To be done
In the listing below, count the lines with "name" and report only the figure.

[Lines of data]
###
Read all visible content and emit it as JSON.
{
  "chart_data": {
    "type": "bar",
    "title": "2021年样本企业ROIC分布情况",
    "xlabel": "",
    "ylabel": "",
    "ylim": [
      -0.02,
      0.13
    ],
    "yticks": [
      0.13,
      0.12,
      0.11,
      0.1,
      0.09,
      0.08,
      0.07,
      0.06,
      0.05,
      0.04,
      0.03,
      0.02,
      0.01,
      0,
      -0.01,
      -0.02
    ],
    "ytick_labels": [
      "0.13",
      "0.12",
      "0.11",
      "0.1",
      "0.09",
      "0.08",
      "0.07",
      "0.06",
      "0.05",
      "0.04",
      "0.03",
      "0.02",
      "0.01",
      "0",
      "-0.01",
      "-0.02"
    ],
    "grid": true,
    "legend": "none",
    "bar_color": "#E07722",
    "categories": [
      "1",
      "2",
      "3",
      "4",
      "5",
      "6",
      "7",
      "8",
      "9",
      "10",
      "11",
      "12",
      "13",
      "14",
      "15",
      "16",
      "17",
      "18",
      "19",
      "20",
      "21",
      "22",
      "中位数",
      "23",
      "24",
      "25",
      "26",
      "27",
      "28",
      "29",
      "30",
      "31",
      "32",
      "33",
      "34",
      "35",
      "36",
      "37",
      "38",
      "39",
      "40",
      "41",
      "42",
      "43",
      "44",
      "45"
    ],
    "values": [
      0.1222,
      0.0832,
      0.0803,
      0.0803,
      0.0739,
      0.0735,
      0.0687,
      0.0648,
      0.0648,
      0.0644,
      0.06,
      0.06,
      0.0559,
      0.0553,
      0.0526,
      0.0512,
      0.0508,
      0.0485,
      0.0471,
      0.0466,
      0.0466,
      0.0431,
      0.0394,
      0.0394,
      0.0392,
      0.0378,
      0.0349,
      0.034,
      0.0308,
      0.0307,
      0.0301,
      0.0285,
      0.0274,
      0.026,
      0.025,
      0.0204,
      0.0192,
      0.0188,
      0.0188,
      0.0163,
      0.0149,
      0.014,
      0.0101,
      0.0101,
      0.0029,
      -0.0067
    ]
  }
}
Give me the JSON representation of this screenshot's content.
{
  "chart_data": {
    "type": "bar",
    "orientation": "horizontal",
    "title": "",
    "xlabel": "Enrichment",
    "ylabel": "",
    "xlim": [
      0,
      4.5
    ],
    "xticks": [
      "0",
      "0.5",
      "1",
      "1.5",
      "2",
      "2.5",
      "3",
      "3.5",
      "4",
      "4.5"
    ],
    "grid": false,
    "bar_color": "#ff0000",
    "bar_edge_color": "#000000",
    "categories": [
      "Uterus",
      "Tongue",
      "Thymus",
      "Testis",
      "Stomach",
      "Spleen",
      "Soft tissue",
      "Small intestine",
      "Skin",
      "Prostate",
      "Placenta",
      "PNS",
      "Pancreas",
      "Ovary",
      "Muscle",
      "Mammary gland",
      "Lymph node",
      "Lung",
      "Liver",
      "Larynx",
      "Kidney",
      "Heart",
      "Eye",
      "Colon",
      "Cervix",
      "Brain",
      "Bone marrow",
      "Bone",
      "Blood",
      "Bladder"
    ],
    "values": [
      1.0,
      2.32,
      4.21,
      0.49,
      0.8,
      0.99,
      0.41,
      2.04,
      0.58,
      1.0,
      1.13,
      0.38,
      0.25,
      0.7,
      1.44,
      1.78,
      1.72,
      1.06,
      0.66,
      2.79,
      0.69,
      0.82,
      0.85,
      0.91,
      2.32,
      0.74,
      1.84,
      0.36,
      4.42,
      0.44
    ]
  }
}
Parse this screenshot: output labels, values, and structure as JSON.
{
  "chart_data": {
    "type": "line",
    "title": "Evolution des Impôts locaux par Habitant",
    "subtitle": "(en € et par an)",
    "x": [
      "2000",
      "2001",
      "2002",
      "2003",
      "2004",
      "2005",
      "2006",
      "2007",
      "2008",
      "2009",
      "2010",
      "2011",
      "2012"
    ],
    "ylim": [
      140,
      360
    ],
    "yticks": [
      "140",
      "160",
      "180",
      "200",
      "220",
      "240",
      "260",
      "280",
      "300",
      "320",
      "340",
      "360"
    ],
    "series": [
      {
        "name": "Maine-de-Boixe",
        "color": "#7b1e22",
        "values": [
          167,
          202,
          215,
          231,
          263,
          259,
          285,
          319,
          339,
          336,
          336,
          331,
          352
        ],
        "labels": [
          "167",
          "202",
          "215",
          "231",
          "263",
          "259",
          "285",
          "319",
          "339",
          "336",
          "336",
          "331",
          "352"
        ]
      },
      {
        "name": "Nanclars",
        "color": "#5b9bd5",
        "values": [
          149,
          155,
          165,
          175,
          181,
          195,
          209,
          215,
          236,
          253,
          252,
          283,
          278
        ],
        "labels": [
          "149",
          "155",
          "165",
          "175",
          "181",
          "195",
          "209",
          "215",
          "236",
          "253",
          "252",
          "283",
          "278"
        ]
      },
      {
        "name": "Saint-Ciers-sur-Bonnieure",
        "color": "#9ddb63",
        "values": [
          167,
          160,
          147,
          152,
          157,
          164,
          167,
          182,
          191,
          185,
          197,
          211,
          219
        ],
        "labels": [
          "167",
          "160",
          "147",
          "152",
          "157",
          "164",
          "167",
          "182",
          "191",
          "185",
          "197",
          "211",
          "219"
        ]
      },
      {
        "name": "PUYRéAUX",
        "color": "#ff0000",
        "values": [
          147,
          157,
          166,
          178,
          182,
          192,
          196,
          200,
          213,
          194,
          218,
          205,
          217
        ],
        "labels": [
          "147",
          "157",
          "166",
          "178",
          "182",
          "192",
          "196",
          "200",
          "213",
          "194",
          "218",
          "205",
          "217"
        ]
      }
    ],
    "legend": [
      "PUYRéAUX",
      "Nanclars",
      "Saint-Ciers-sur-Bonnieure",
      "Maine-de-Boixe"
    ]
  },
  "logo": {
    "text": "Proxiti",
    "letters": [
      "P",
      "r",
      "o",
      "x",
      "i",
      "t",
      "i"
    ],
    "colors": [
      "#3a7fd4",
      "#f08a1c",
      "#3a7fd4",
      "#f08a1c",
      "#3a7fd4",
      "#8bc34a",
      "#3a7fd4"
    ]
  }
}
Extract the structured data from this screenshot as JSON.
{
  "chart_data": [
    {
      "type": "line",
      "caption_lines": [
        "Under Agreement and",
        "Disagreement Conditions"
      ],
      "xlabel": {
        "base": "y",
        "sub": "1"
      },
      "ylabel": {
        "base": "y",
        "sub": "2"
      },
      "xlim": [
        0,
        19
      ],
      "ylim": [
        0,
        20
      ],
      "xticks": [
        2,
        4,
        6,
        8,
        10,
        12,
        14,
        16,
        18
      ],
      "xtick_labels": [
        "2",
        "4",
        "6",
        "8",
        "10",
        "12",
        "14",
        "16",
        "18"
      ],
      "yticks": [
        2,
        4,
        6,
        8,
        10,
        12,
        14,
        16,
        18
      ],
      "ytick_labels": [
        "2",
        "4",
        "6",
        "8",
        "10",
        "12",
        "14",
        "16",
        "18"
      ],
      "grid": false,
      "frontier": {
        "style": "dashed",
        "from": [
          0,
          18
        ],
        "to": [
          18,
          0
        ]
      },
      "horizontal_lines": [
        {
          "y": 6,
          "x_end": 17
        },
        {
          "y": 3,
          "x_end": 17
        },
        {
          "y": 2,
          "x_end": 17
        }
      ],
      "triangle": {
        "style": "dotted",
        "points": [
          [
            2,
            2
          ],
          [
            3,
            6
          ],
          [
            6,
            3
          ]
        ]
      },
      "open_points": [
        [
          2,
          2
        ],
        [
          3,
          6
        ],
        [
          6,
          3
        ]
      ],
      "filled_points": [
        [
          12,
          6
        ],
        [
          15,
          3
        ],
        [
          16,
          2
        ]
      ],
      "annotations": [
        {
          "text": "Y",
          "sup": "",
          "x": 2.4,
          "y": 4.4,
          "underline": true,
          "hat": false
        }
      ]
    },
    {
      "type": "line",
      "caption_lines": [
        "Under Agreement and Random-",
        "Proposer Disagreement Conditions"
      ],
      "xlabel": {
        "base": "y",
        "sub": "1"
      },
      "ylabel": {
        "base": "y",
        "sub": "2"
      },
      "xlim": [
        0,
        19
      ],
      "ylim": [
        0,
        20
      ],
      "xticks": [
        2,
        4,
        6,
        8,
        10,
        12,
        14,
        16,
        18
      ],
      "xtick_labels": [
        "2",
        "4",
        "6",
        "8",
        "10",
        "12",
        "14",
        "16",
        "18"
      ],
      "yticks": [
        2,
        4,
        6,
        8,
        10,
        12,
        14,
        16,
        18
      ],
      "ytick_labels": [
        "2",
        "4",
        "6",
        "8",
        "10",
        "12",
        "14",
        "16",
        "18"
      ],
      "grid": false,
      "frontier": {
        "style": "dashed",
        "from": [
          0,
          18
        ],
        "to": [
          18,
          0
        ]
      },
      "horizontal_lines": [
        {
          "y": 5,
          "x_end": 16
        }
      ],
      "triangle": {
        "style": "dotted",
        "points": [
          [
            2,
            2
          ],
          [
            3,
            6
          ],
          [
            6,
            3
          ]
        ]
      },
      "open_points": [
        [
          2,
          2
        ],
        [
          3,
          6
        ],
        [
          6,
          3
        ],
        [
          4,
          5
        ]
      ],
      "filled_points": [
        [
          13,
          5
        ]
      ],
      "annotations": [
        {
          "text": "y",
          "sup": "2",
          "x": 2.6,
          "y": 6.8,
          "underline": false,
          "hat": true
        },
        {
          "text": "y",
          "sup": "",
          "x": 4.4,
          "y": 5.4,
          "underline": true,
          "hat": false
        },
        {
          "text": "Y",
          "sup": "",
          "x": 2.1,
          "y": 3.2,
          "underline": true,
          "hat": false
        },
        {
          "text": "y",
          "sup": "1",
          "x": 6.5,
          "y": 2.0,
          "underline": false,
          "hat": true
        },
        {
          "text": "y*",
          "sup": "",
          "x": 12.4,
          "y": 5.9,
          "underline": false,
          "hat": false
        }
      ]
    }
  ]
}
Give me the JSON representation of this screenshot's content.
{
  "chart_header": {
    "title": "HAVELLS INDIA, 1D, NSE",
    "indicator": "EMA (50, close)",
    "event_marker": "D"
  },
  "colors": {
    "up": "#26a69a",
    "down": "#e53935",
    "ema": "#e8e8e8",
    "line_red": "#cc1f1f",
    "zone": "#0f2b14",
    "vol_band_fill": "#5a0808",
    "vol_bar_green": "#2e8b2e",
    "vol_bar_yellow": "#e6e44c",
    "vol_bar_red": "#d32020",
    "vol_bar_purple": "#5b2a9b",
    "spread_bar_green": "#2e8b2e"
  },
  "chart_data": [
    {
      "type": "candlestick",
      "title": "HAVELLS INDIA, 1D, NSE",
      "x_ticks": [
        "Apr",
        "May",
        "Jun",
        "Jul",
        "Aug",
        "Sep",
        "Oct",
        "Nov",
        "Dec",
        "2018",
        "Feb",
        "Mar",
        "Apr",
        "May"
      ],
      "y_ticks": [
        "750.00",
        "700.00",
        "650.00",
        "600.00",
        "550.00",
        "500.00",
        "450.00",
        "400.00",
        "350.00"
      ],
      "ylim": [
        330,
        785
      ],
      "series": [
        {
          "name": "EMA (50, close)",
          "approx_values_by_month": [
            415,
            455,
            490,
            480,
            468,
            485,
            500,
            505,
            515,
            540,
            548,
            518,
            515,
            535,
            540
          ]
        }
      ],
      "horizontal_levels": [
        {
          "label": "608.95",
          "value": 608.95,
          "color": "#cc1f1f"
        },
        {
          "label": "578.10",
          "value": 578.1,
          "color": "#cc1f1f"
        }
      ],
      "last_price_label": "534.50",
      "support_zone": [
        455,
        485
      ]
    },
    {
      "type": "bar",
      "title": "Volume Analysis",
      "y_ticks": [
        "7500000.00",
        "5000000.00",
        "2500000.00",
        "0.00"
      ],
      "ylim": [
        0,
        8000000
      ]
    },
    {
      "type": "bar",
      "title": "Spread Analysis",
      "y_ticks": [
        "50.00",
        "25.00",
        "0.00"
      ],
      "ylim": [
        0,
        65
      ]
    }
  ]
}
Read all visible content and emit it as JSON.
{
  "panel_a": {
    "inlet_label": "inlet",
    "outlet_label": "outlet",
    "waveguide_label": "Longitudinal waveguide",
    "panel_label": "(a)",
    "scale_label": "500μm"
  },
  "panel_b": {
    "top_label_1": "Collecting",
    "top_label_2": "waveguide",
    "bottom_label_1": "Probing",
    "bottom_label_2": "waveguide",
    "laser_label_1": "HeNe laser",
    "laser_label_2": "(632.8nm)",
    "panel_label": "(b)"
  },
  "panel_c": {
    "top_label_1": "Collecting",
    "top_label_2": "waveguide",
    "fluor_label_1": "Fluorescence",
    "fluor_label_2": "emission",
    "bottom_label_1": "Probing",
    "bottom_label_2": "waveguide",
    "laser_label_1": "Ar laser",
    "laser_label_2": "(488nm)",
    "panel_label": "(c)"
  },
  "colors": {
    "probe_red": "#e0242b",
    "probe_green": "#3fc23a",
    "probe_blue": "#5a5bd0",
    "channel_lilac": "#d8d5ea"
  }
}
###
In response
5